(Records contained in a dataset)
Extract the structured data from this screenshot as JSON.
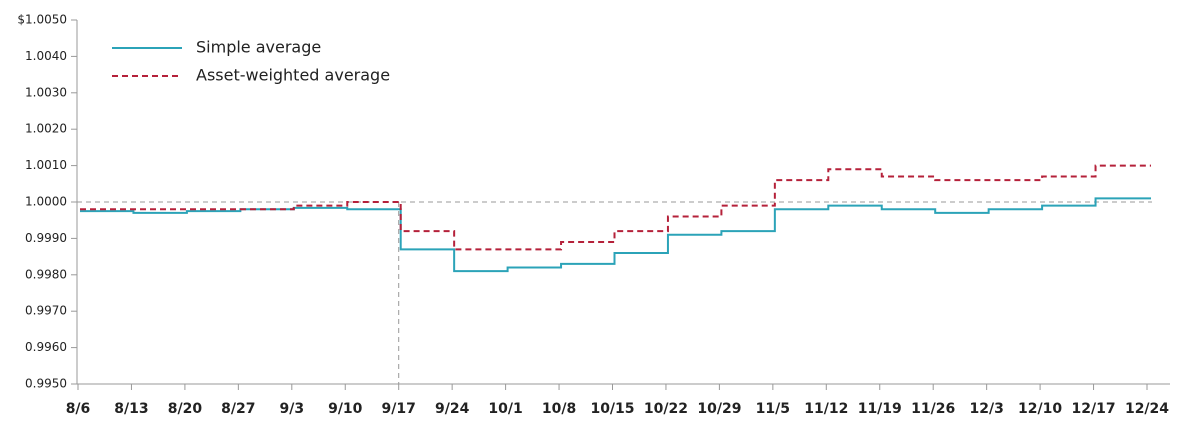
{
  "chart_data": {
    "type": "step",
    "categories": [
      "8/6",
      "8/13",
      "8/20",
      "8/27",
      "9/3",
      "9/10",
      "9/17",
      "9/24",
      "10/1",
      "10/8",
      "10/15",
      "10/22",
      "10/29",
      "11/5",
      "11/12",
      "11/19",
      "11/26",
      "12/3",
      "12/10",
      "12/17",
      "12/24"
    ],
    "series": [
      {
        "name": "Simple average",
        "color": "#2ba3b8",
        "dash": "solid",
        "values": [
          0.99975,
          0.9997,
          0.99975,
          0.9998,
          0.99984,
          0.9998,
          0.9987,
          0.9981,
          0.9982,
          0.9983,
          0.9986,
          0.9991,
          0.9992,
          0.9998,
          0.9999,
          0.9998,
          0.9997,
          0.9998,
          0.9999,
          1.0001,
          1.0001
        ]
      },
      {
        "name": "Asset-weighted average",
        "color": "#b5213a",
        "dash": "dashed",
        "values": [
          0.9998,
          0.9998,
          0.9998,
          0.9998,
          0.9999,
          1.0,
          0.9992,
          0.9987,
          0.9987,
          0.9989,
          0.9992,
          0.9996,
          0.9999,
          1.0006,
          1.0009,
          1.0007,
          1.0006,
          1.0006,
          1.0007,
          1.001,
          1.001
        ]
      }
    ],
    "ylim": [
      0.995,
      1.005
    ],
    "yticks": [
      {
        "value": 0.995,
        "label": "0.9950"
      },
      {
        "value": 0.996,
        "label": "0.9960"
      },
      {
        "value": 0.997,
        "label": "0.9970"
      },
      {
        "value": 0.998,
        "label": "0.9980"
      },
      {
        "value": 0.999,
        "label": "0.9990"
      },
      {
        "value": 1.0,
        "label": "1.0000"
      },
      {
        "value": 1.001,
        "label": "1.0010"
      },
      {
        "value": 1.002,
        "label": "1.0020"
      },
      {
        "value": 1.003,
        "label": "1.0030"
      },
      {
        "value": 1.004,
        "label": "1.0040"
      },
      {
        "value": 1.005,
        "label": "$1.0050"
      }
    ],
    "reference_lines": {
      "y": 1.0,
      "x": "9/17"
    },
    "legend": "top-left"
  }
}
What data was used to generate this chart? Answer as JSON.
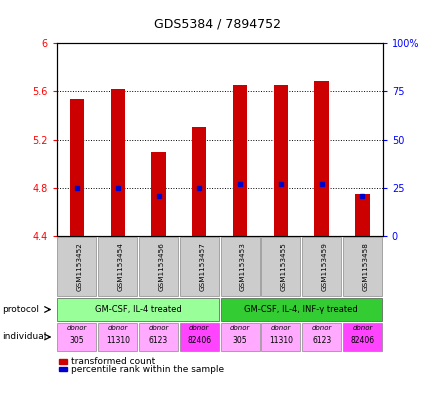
{
  "title": "GDS5384 / 7894752",
  "samples": [
    "GSM1153452",
    "GSM1153454",
    "GSM1153456",
    "GSM1153457",
    "GSM1153453",
    "GSM1153455",
    "GSM1153459",
    "GSM1153458"
  ],
  "bar_values": [
    5.54,
    5.62,
    5.1,
    5.3,
    5.65,
    5.65,
    5.69,
    4.75
  ],
  "bar_base": 4.4,
  "percentile_values": [
    4.8,
    4.8,
    4.73,
    4.8,
    4.83,
    4.83,
    4.83,
    4.73
  ],
  "ylim": [
    4.4,
    6.0
  ],
  "yticks": [
    4.4,
    4.8,
    5.2,
    5.6,
    6.0
  ],
  "right_yticks": [
    0,
    25,
    50,
    75,
    100
  ],
  "right_ytick_labels": [
    "0",
    "25",
    "50",
    "75",
    "100%"
  ],
  "bar_color": "#cc0000",
  "percentile_color": "#0000cc",
  "sample_bg": "#cccccc",
  "protocol_groups": [
    {
      "label": "GM-CSF, IL-4 treated",
      "start": 0,
      "end": 3,
      "color": "#99ff99"
    },
    {
      "label": "GM-CSF, IL-4, INF-γ treated",
      "start": 4,
      "end": 7,
      "color": "#33cc33"
    }
  ],
  "individual_labels": [
    "donor\n305",
    "donor\n11310",
    "donor\n6123",
    "donor\n82406",
    "donor\n305",
    "donor\n11310",
    "donor\n6123",
    "donor\n82406"
  ],
  "individual_colors": [
    "#ffaaff",
    "#ffaaff",
    "#ffaaff",
    "#ff44ff",
    "#ffaaff",
    "#ffaaff",
    "#ffaaff",
    "#ff44ff"
  ],
  "protocol_label": "protocol",
  "individual_label": "individual",
  "legend_red": "transformed count",
  "legend_blue": "percentile rank within the sample"
}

WHAT YOU SHOULD DO
Transcribe every entry word for word, but omit the pictures.

THE OUTPUT
Extract the structured data from this screenshot as JSON.
{
  "chart_data": {
    "type": "step",
    "categories": [
      "8/6",
      "8/13",
      "8/20",
      "8/27",
      "9/3",
      "9/10",
      "9/17",
      "9/24",
      "10/1",
      "10/8",
      "10/15",
      "10/22",
      "10/29",
      "11/5",
      "11/12",
      "11/19",
      "11/26",
      "12/3",
      "12/10",
      "12/17",
      "12/24"
    ],
    "series": [
      {
        "name": "Simple average",
        "color": "#2ba3b8",
        "dash": "solid",
        "values": [
          0.99975,
          0.9997,
          0.99975,
          0.9998,
          0.99984,
          0.9998,
          0.9987,
          0.9981,
          0.9982,
          0.9983,
          0.9986,
          0.9991,
          0.9992,
          0.9998,
          0.9999,
          0.9998,
          0.9997,
          0.9998,
          0.9999,
          1.0001,
          1.0001
        ]
      },
      {
        "name": "Asset-weighted average",
        "color": "#b5213a",
        "dash": "dashed",
        "values": [
          0.9998,
          0.9998,
          0.9998,
          0.9998,
          0.9999,
          1.0,
          0.9992,
          0.9987,
          0.9987,
          0.9989,
          0.9992,
          0.9996,
          0.9999,
          1.0006,
          1.0009,
          1.0007,
          1.0006,
          1.0006,
          1.0007,
          1.001,
          1.001
        ]
      }
    ],
    "ylim": [
      0.995,
      1.005
    ],
    "yticks": [
      {
        "value": 0.995,
        "label": "0.9950"
      },
      {
        "value": 0.996,
        "label": "0.9960"
      },
      {
        "value": 0.997,
        "label": "0.9970"
      },
      {
        "value": 0.998,
        "label": "0.9980"
      },
      {
        "value": 0.999,
        "label": "0.9990"
      },
      {
        "value": 1.0,
        "label": "1.0000"
      },
      {
        "value": 1.001,
        "label": "1.0010"
      },
      {
        "value": 1.002,
        "label": "1.0020"
      },
      {
        "value": 1.003,
        "label": "1.0030"
      },
      {
        "value": 1.004,
        "label": "1.0040"
      },
      {
        "value": 1.005,
        "label": "$1.0050"
      }
    ],
    "reference_lines": {
      "y": 1.0,
      "x": "9/17"
    },
    "legend": "top-left"
  }
}
What data was used to generate this chart? Answer as JSON.
{
  "title": "GDS5384 / 7894752",
  "samples": [
    "GSM1153452",
    "GSM1153454",
    "GSM1153456",
    "GSM1153457",
    "GSM1153453",
    "GSM1153455",
    "GSM1153459",
    "GSM1153458"
  ],
  "bar_values": [
    5.54,
    5.62,
    5.1,
    5.3,
    5.65,
    5.65,
    5.69,
    4.75
  ],
  "bar_base": 4.4,
  "percentile_values": [
    4.8,
    4.8,
    4.73,
    4.8,
    4.83,
    4.83,
    4.83,
    4.73
  ],
  "ylim": [
    4.4,
    6.0
  ],
  "yticks": [
    4.4,
    4.8,
    5.2,
    5.6,
    6.0
  ],
  "right_yticks": [
    0,
    25,
    50,
    75,
    100
  ],
  "right_ytick_labels": [
    "0",
    "25",
    "50",
    "75",
    "100%"
  ],
  "bar_color": "#cc0000",
  "percentile_color": "#0000cc",
  "sample_bg": "#cccccc",
  "protocol_groups": [
    {
      "label": "GM-CSF, IL-4 treated",
      "start": 0,
      "end": 3,
      "color": "#99ff99"
    },
    {
      "label": "GM-CSF, IL-4, INF-γ treated",
      "start": 4,
      "end": 7,
      "color": "#33cc33"
    }
  ],
  "individual_labels": [
    "donor\n305",
    "donor\n11310",
    "donor\n6123",
    "donor\n82406",
    "donor\n305",
    "donor\n11310",
    "donor\n6123",
    "donor\n82406"
  ],
  "individual_colors": [
    "#ffaaff",
    "#ffaaff",
    "#ffaaff",
    "#ff44ff",
    "#ffaaff",
    "#ffaaff",
    "#ffaaff",
    "#ff44ff"
  ],
  "protocol_label": "protocol",
  "individual_label": "individual",
  "legend_red": "transformed count",
  "legend_blue": "percentile rank within the sample"
}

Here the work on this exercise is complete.